# Collected data
::::::

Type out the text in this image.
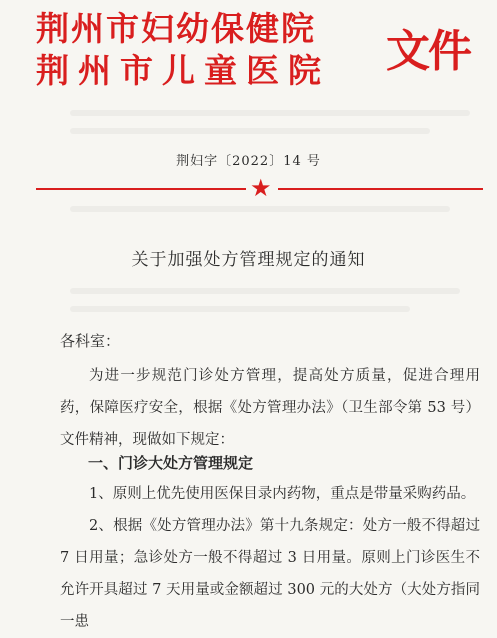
荆州市妇幼保健院
荆州市儿童医院 文件
荆妇字〔2022〕14 号
★
关于加强处方管理规定的通知
各科室：
为进一步规范门诊处方管理，提高处方质量，促进合理用药，保障医疗安全，根据《处方管理办法》（卫生部令第 53 号）文件精神，现做如下规定：
一、门诊大处方管理规定
1、原则上优先使用医保目录内药物，重点是带量采购药品。
2、根据《处方管理办法》第十九条规定：处方一般不得超过 7 日用量；急诊处方一般不得超过 3 日用量。原则上门诊医生不允许开具超过 7 天用量或金额超过 300 元的大处方（大处方指同一患
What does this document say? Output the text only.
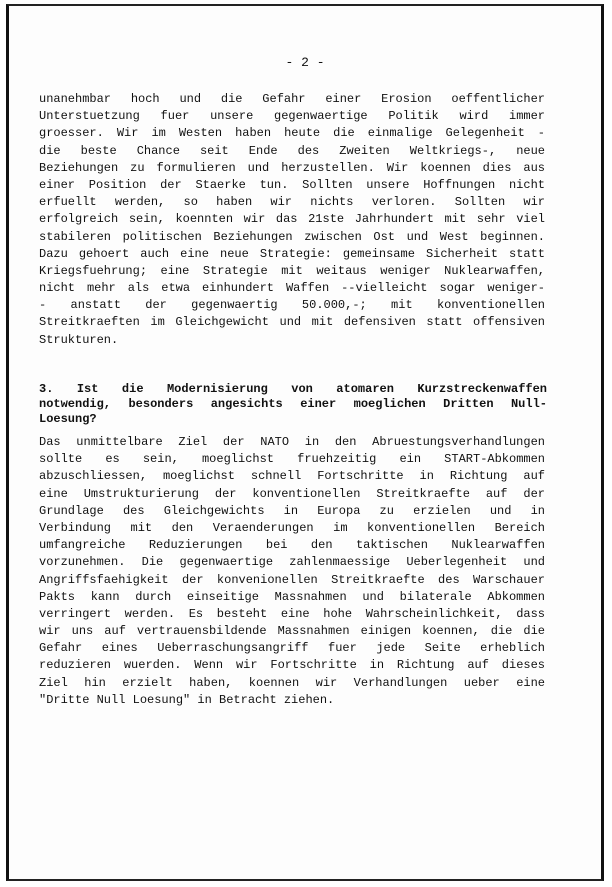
- 2 -
unanehmbar hoch und die Gefahr einer Erosion oeffentlicher
Unterstuetzung fuer unsere gegenwaertige Politik wird immer
groesser. Wir im Westen haben heute die einmalige Gelegenheit -
die beste Chance seit Ende des Zweiten Weltkriegs-, neue
Beziehungen zu formulieren und herzustellen. Wir koennen dies aus
einer Position der Staerke tun. Sollten unsere Hoffnungen nicht
erfuellt werden, so haben wir nichts verloren. Sollten wir
erfolgreich sein, koennten wir das 21ste Jahrhundert mit sehr viel
stabileren politischen Beziehungen zwischen Ost und West beginnen.
Dazu gehoert auch eine neue Strategie: gemeinsame Sicherheit statt
Kriegsfuehrung; eine Strategie mit weitaus weniger Nuklearwaffen,
nicht mehr als etwa einhundert Waffen --vielleicht sogar weniger-
- anstatt der gegenwaertig 50.000,-; mit konventionellen
Streitkraeften im Gleichgewicht und mit defensiven statt offensiven
Strukturen.
3. Ist die Modernisierung von atomaren Kurzstreckenwaffen
notwendig, besonders angesichts einer moeglichen Dritten Null-
Loesung?
Das unmittelbare Ziel der NATO in den Abruestungsverhandlungen
sollte es sein, moeglichst fruehzeitig ein START-Abkommen
abzuschliessen, moeglichst schnell Fortschritte in Richtung auf
eine Umstrukturierung der konventionellen Streitkraefte auf der
Grundlage des Gleichgewichts in Europa zu erzielen und in
Verbindung mit den Veraenderungen im konventionellen Bereich
umfangreiche Reduzierungen bei den taktischen Nuklearwaffen
vorzunehmen. Die gegenwaertige zahlenmaessige Ueberlegenheit und
Angriffsfaehigkeit der konvenionellen Streitkraefte des Warschauer
Pakts kann durch einseitige Massnahmen und bilaterale Abkommen
verringert werden. Es besteht eine hohe Wahrscheinlichkeit, dass
wir uns auf vertrauensbildende Massnahmen einigen koennen, die die
Gefahr eines Ueberraschungsangriff fuer jede Seite erheblich
reduzieren wuerden. Wenn wir Fortschritte in Richtung auf dieses
Ziel hin erzielt haben, koennen wir Verhandlungen ueber eine
"Dritte Null Loesung" in Betracht ziehen.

::::::

# Aim of the task
Out of the records, collect only those lines that contain the string "Gefahr".

# Finished answer
unanehmbar hoch und die Gefahr einer Erosion oeffentlicher
Gefahr eines Ueberraschungsangriff fuer jede Seite erheblich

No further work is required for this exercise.